(Source records)
^^^^^^^^^^^^^^^^
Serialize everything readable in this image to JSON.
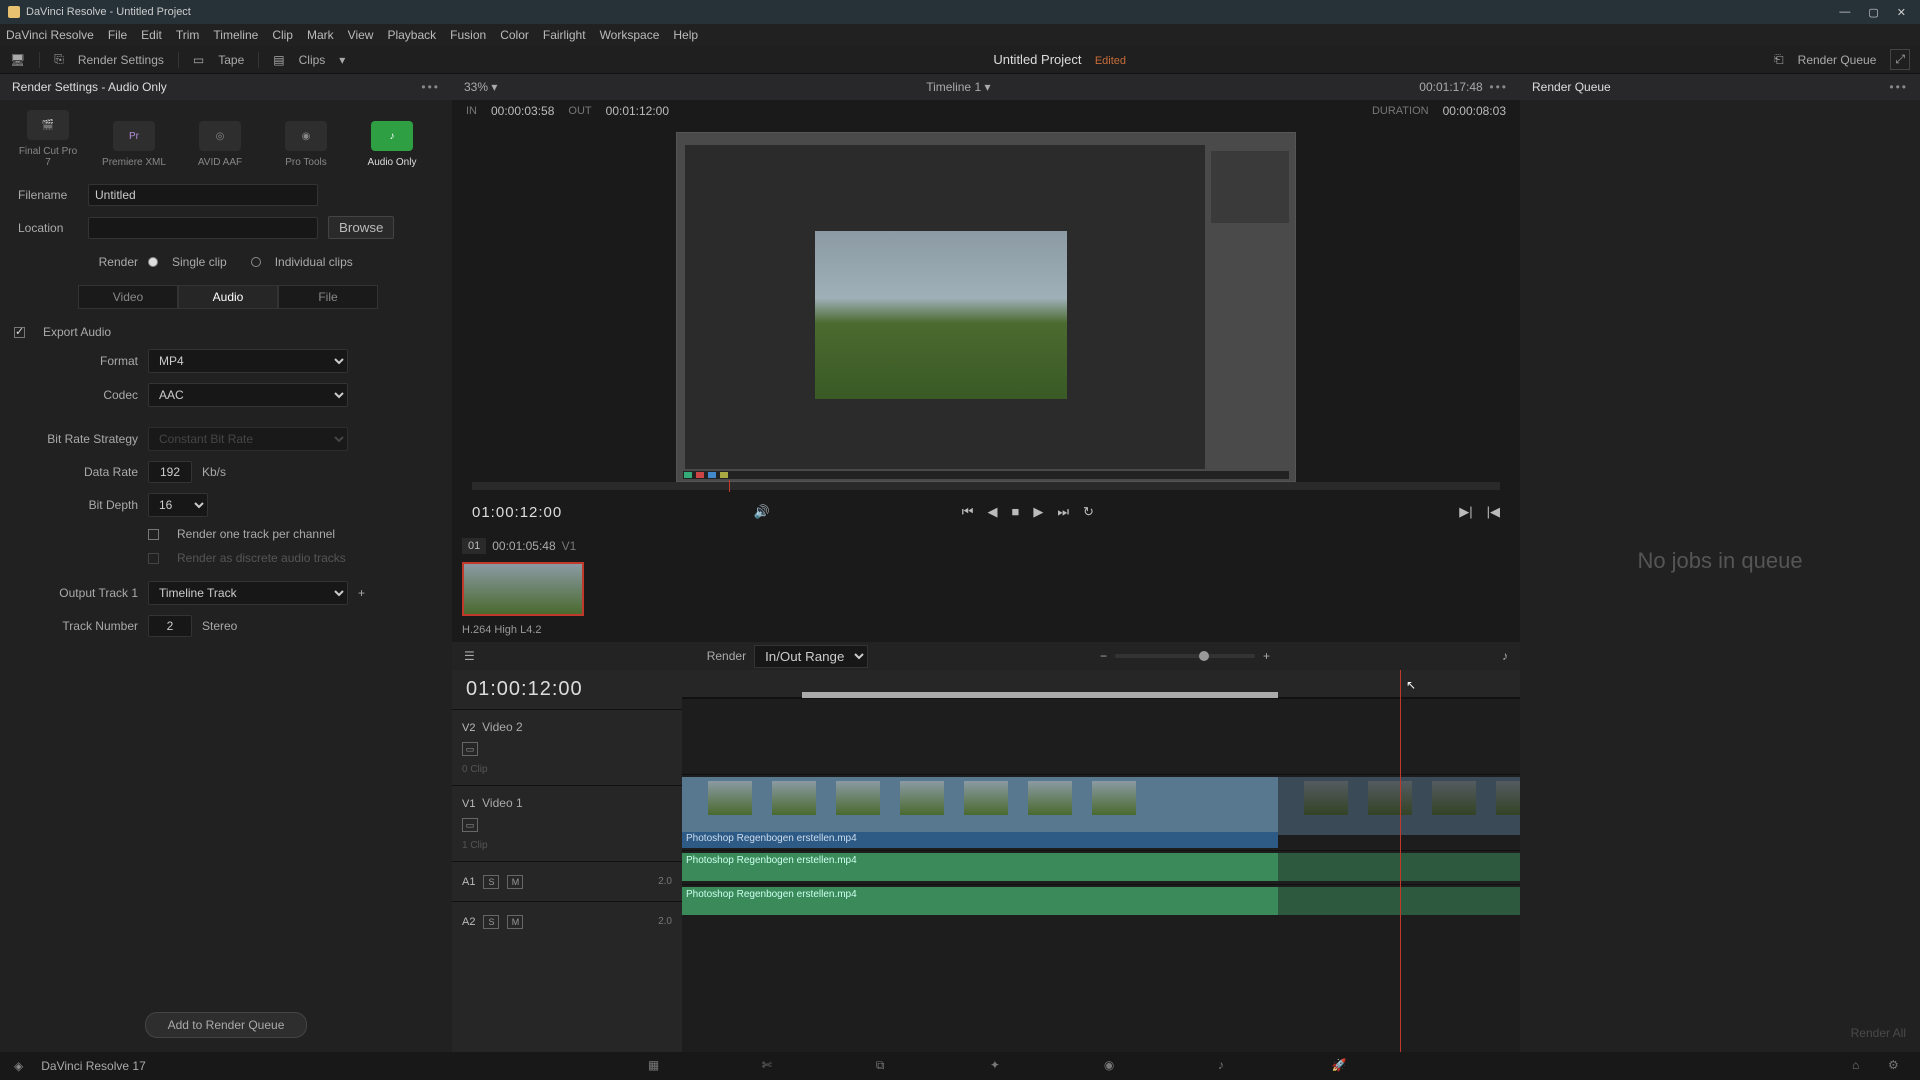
{
  "window": {
    "title": "DaVinci Resolve - Untitled Project"
  },
  "menu": [
    "DaVinci Resolve",
    "File",
    "Edit",
    "Trim",
    "Timeline",
    "Clip",
    "Mark",
    "View",
    "Playback",
    "Fusion",
    "Color",
    "Fairlight",
    "Workspace",
    "Help"
  ],
  "toolbar": {
    "render_settings": "Render Settings",
    "tape": "Tape",
    "clips": "Clips",
    "project": "Untitled Project",
    "edited": "Edited",
    "render_queue": "Render Queue"
  },
  "left": {
    "title": "Render Settings - Audio Only",
    "presets": [
      {
        "label": "Final Cut Pro 7",
        "active": false,
        "glyph": "FC"
      },
      {
        "label": "Premiere XML",
        "active": false,
        "glyph": "Pr"
      },
      {
        "label": "AVID AAF",
        "active": false,
        "glyph": "AA"
      },
      {
        "label": "Pro Tools",
        "active": false,
        "glyph": "PT"
      },
      {
        "label": "Audio Only",
        "active": true,
        "glyph": "♪"
      }
    ],
    "filename_label": "Filename",
    "filename": "Untitled",
    "location_label": "Location",
    "location": "",
    "browse": "Browse",
    "render_label": "Render",
    "single_clip": "Single clip",
    "individual": "Individual clips",
    "tabs": [
      "Video",
      "Audio",
      "File"
    ],
    "active_tab": "Audio",
    "export_audio": "Export Audio",
    "format_label": "Format",
    "format": "MP4",
    "codec_label": "Codec",
    "codec": "AAC",
    "bitrate_strategy_label": "Bit Rate Strategy",
    "bitrate_strategy": "Constant Bit Rate",
    "data_rate_label": "Data Rate",
    "data_rate": "192",
    "data_rate_unit": "Kb/s",
    "bit_depth_label": "Bit Depth",
    "bit_depth": "16",
    "one_track": "Render one track per channel",
    "discrete": "Render as discrete audio tracks",
    "output_track_label": "Output Track 1",
    "output_track": "Timeline Track",
    "track_number_label": "Track Number",
    "track_number": "2",
    "stereo": "Stereo",
    "add_to_queue": "Add to Render Queue"
  },
  "viewer": {
    "zoom": "33%",
    "timeline_name": "Timeline 1",
    "current_tc": "00:01:17:48",
    "in_label": "IN",
    "in_tc": "00:00:03:58",
    "out_label": "OUT",
    "out_tc": "00:01:12:00",
    "duration_label": "DURATION",
    "duration": "00:00:08:03",
    "transport_tc": "01:00:12:00"
  },
  "media": {
    "index": "01",
    "tc": "00:01:05:48",
    "track": "V1",
    "codec": "H.264 High L4.2"
  },
  "timeline": {
    "render_label": "Render",
    "range": "In/Out Range",
    "tc": "01:00:12:00",
    "tracks": {
      "v2": {
        "tag": "V2",
        "name": "Video 2",
        "clips_info": "0 Clip"
      },
      "v1": {
        "tag": "V1",
        "name": "Video 1",
        "clips_info": "1 Clip"
      },
      "a1": {
        "tag": "A1",
        "level": "2.0"
      },
      "a2": {
        "tag": "A2",
        "level": "2.0"
      }
    },
    "clip_name": "Photoshop Regenbogen erstellen.mp4"
  },
  "queue": {
    "title": "Render Queue",
    "empty": "No jobs in queue",
    "render_all": "Render All"
  },
  "footer": {
    "version": "DaVinci Resolve 17"
  }
}
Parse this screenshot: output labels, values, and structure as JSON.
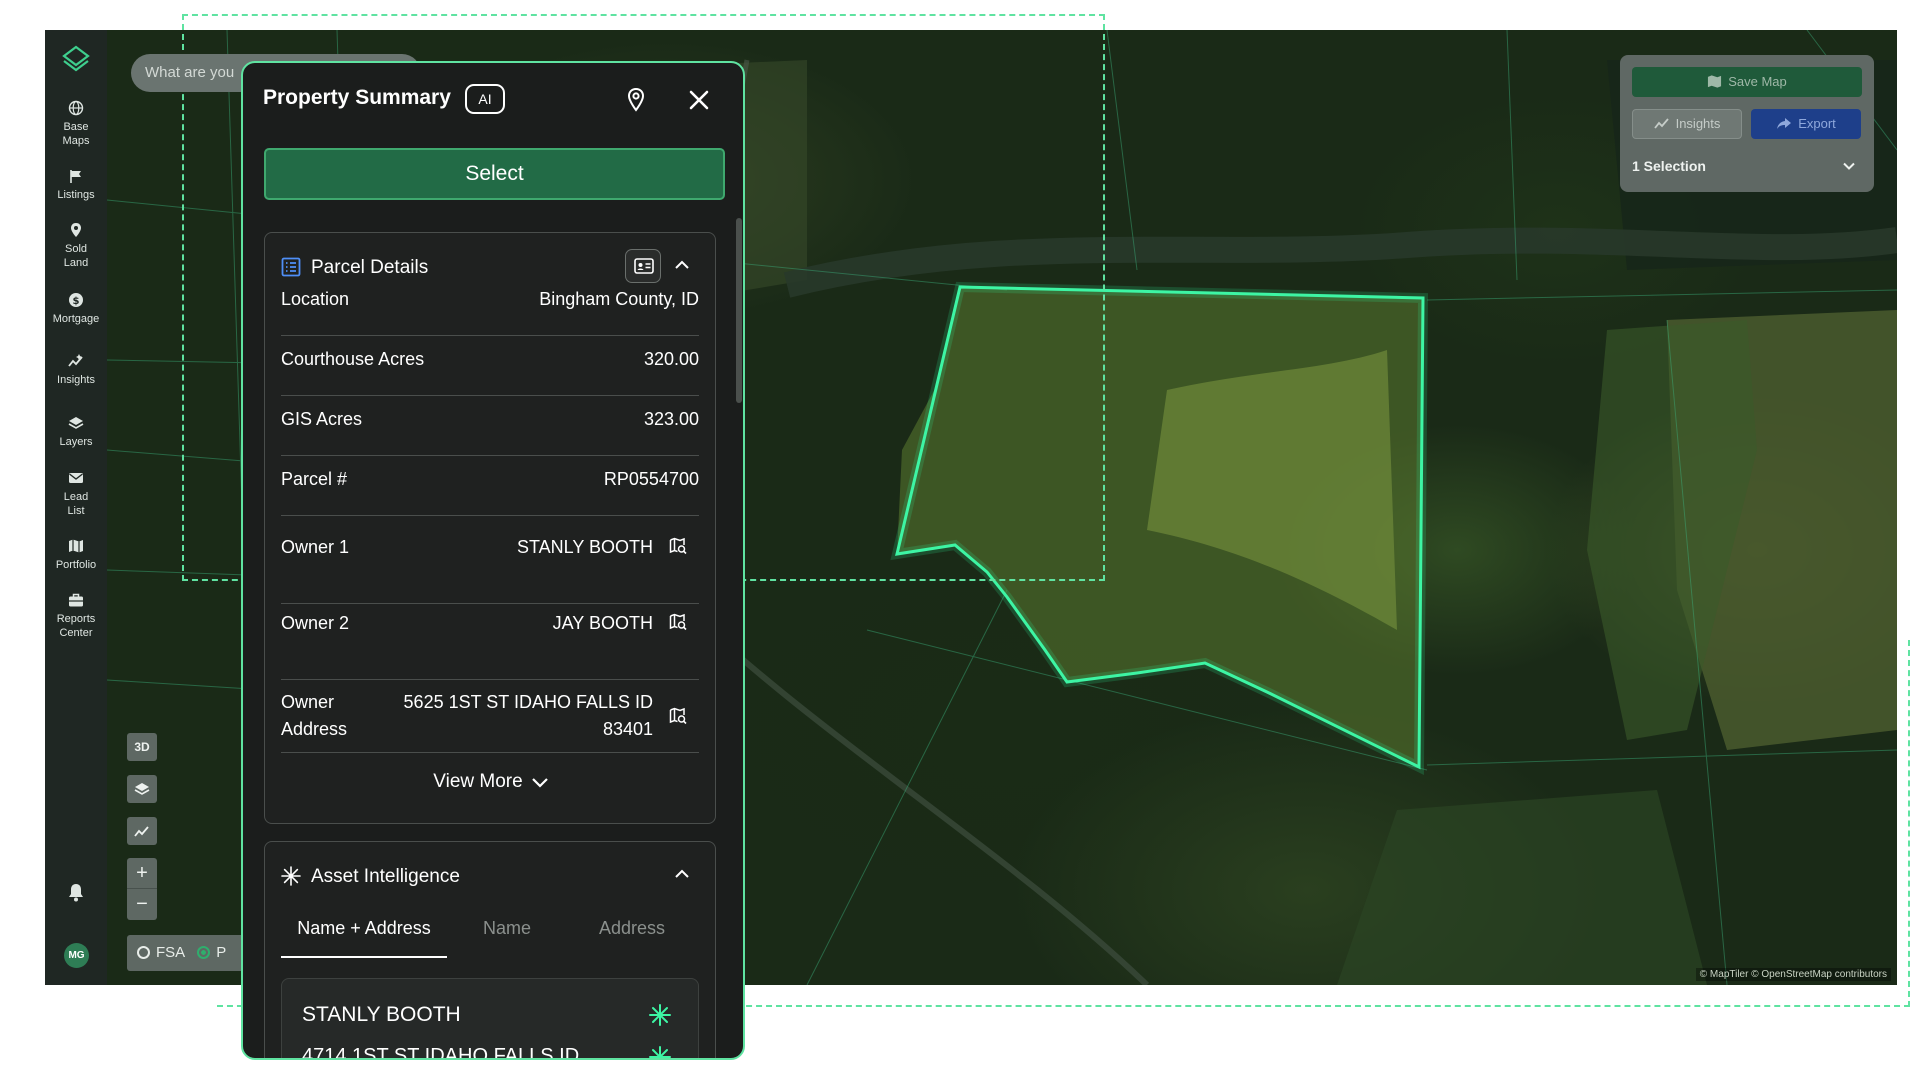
{
  "search": {
    "placeholder": "What are you"
  },
  "rail": {
    "items": [
      {
        "label": "Base Maps",
        "icon": "globe-icon"
      },
      {
        "label": "Listings",
        "icon": "flag-icon"
      },
      {
        "label": "Sold Land",
        "icon": "map-pin-icon"
      },
      {
        "label": "Mortgage",
        "icon": "dollar-icon"
      },
      {
        "label": "Insights",
        "icon": "insights-icon"
      },
      {
        "label": "Layers",
        "icon": "layers-icon"
      },
      {
        "label": "Lead List",
        "icon": "mail-icon"
      },
      {
        "label": "Portfolio",
        "icon": "map-icon"
      },
      {
        "label": "Reports Center",
        "icon": "briefcase-icon"
      }
    ],
    "avatar": "MG"
  },
  "map_controls": {
    "view_3d": "3D",
    "zoom_in": "+",
    "zoom_out": "−",
    "fsa_label": "FSA",
    "p_label": "P"
  },
  "attribution": "© MapTiler © OpenStreetMap contributors",
  "toolbar": {
    "save_map": "Save Map",
    "insights": "Insights",
    "export": "Export",
    "selection": "1 Selection"
  },
  "panel": {
    "title": "Property Summary",
    "ai_badge": "AI",
    "select_label": "Select",
    "parcel": {
      "header": "Parcel Details",
      "rows": [
        {
          "label": "Location",
          "value": "Bingham County, ID"
        },
        {
          "label": "Courthouse Acres",
          "value": "320.00"
        },
        {
          "label": "GIS Acres",
          "value": "323.00"
        },
        {
          "label": "Parcel #",
          "value": "RP0554700"
        },
        {
          "label": "Owner 1",
          "value": "STANLY BOOTH"
        },
        {
          "label": "Owner 2",
          "value": "JAY BOOTH"
        },
        {
          "label": "Owner Address",
          "value": "5625 1ST ST IDAHO FALLS ID 83401"
        }
      ],
      "view_more": "View More"
    },
    "asset": {
      "header": "Asset Intelligence",
      "tabs": [
        "Name + Address",
        "Name",
        "Address"
      ],
      "active_tab": "Name + Address",
      "result_name": "STANLY BOOTH",
      "result_address": "4714 1ST ST IDAHO FALLS ID"
    }
  },
  "colors": {
    "accent": "#5fe3a1",
    "select": "#226b46",
    "export": "#1e3f8a",
    "panel_bg": "#1b1d1c"
  }
}
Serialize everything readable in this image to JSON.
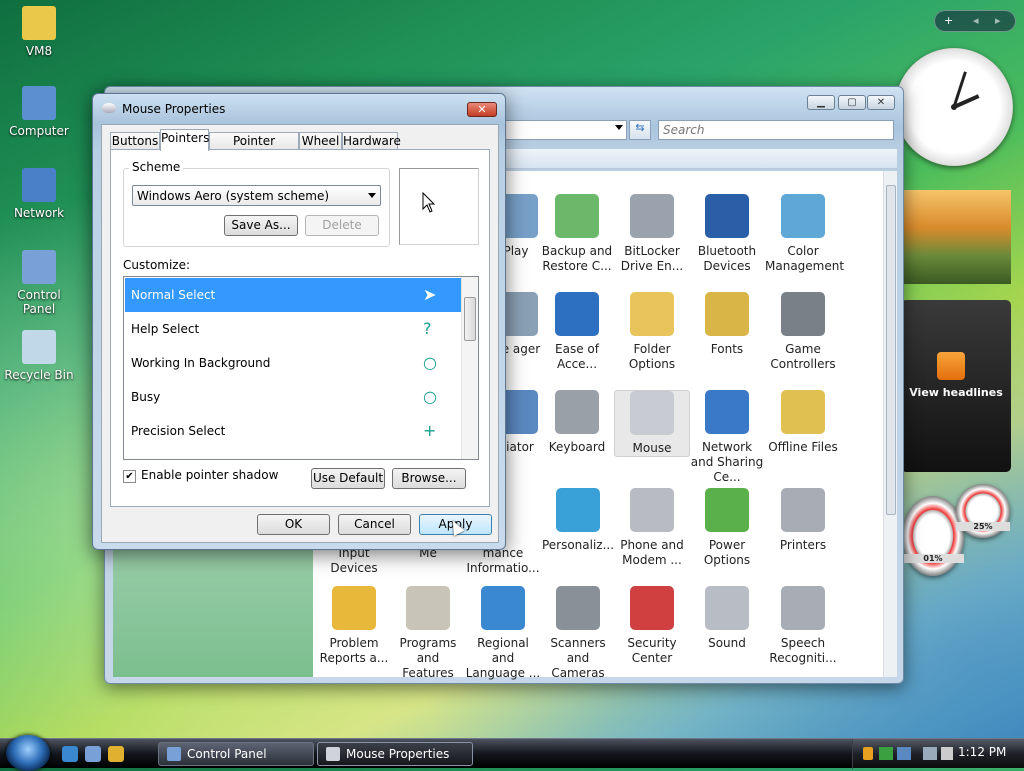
{
  "desktop": {
    "icons": [
      {
        "label": "VM8",
        "color": "#e9c84a"
      },
      {
        "label": "Computer",
        "color": "#5a8fd0"
      },
      {
        "label": "Network",
        "color": "#4a80c8"
      },
      {
        "label": "Control Panel",
        "color": "#7aa0d8"
      },
      {
        "label": "Recycle Bin",
        "color": "#c0d8e8"
      }
    ]
  },
  "control_panel": {
    "search_placeholder": "Search",
    "items": [
      {
        "label": "Play",
        "color": "#77a0c8"
      },
      {
        "label": "Backup and Restore C...",
        "color": "#6cb86a"
      },
      {
        "label": "BitLocker Drive En...",
        "color": "#9aa3ad"
      },
      {
        "label": "Bluetooth Devices",
        "color": "#2a5fa8"
      },
      {
        "label": "Color Management",
        "color": "#5ea8d8"
      },
      {
        "label": "ice ager",
        "color": "#8aa0b4"
      },
      {
        "label": "Ease of Acce...",
        "color": "#2d6fc0"
      },
      {
        "label": "Folder Options",
        "color": "#e8c45a"
      },
      {
        "label": "Fonts",
        "color": "#d9b548"
      },
      {
        "label": "Game Controllers",
        "color": "#7a8088"
      },
      {
        "label": "itiator",
        "color": "#5a88c0"
      },
      {
        "label": "Keyboard",
        "color": "#9aa0a8"
      },
      {
        "label": "Mouse",
        "color": "#c8ccd2"
      },
      {
        "label": "Network and Sharing Ce...",
        "color": "#3a78c8"
      },
      {
        "label": "Offline Files",
        "color": "#e0c050"
      },
      {
        "label": "Input Devices",
        "color": "#ffffff"
      },
      {
        "label": "Me",
        "color": "#ffffff"
      },
      {
        "label": "mance Informatio...",
        "color": "#6a9a7a"
      },
      {
        "label": "Personaliz...",
        "color": "#3aa0d8"
      },
      {
        "label": "Phone and Modem ...",
        "color": "#b8bcc2"
      },
      {
        "label": "Power Options",
        "color": "#5ab04a"
      },
      {
        "label": "Printers",
        "color": "#a8acb4"
      },
      {
        "label": "Problem Reports a...",
        "color": "#e8b83a"
      },
      {
        "label": "Programs and Features",
        "color": "#c8c4b8"
      },
      {
        "label": "Regional and Language ...",
        "color": "#3a88d0"
      },
      {
        "label": "Scanners and Cameras",
        "color": "#8a9098"
      },
      {
        "label": "Security Center",
        "color": "#d04040"
      },
      {
        "label": "Sound",
        "color": "#b8bcc4"
      },
      {
        "label": "Speech Recogniti...",
        "color": "#a8acb4"
      }
    ]
  },
  "dialog": {
    "title": "Mouse Properties",
    "tabs": [
      "Buttons",
      "Pointers",
      "Pointer Options",
      "Wheel",
      "Hardware"
    ],
    "active_tab": "Pointers",
    "scheme_label": "Scheme",
    "scheme_value": "Windows Aero (system scheme)",
    "save_as": "Save As...",
    "delete": "Delete",
    "customize_label": "Customize:",
    "pointers": [
      {
        "name": "Normal Select",
        "selected": true,
        "glyph": ""
      },
      {
        "name": "Help Select",
        "selected": false,
        "glyph": "?"
      },
      {
        "name": "Working In Background",
        "selected": false,
        "glyph": "○"
      },
      {
        "name": "Busy",
        "selected": false,
        "glyph": "○"
      },
      {
        "name": "Precision Select",
        "selected": false,
        "glyph": "+"
      }
    ],
    "shadow_label": "Enable pointer shadow",
    "shadow_checked": true,
    "use_default": "Use Default",
    "browse": "Browse...",
    "ok": "OK",
    "cancel": "Cancel",
    "apply": "Apply"
  },
  "sidebar": {
    "feed_label": "View headlines",
    "cpu": "01%",
    "mem": "25%"
  },
  "taskbar": {
    "tasks": [
      {
        "label": "Control Panel",
        "active": false
      },
      {
        "label": "Mouse Properties",
        "active": true
      }
    ],
    "time": "1:12 PM"
  }
}
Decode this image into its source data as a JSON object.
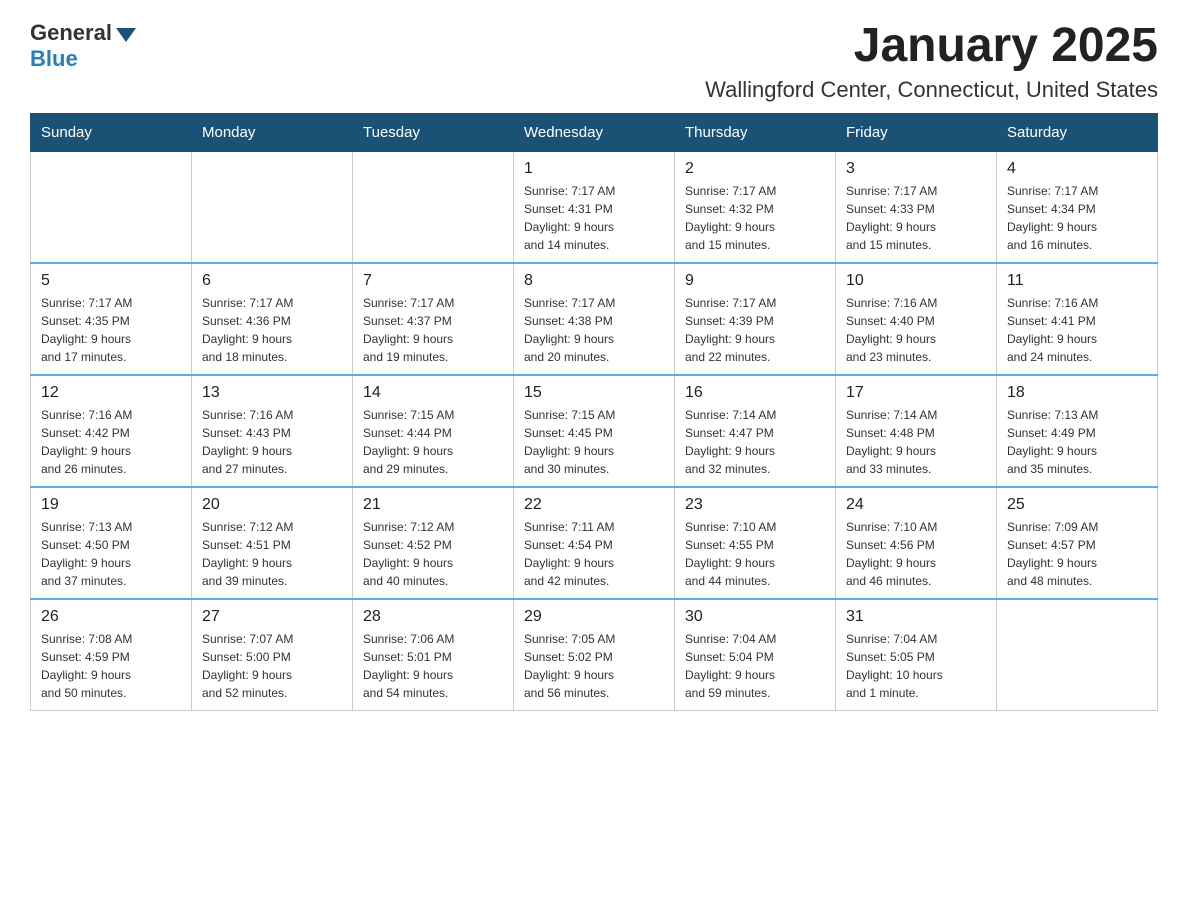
^^^^^^^^^^^^^^^^
WHAT IS REQUIRED — In the listing above, find the lines holding the word "Mouse" and copy them.

SOLVED EXERCISE —
        "label": "Mouse",
    "title": "Mouse Properties",
        "label": "Mouse Properties",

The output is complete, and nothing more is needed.